======== ITEMS

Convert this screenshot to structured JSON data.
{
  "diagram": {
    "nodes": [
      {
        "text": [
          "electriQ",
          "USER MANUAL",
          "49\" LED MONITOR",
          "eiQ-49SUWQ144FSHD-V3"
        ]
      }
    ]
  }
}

================

● WORK INSTRUCTIONS
Without omitting anything, output the entries exactly.

● RESPONSE BELOW
Convert this screenshot to structured JSON data.
{
  "diagram": {
    "nodes": [
      {
        "text": [
          "electriQ",
          "USER MANUAL",
          "49\" LED MONITOR",
          "eiQ-49SUWQ144FSHD-V3"
        ]
      }
    ]
  }
}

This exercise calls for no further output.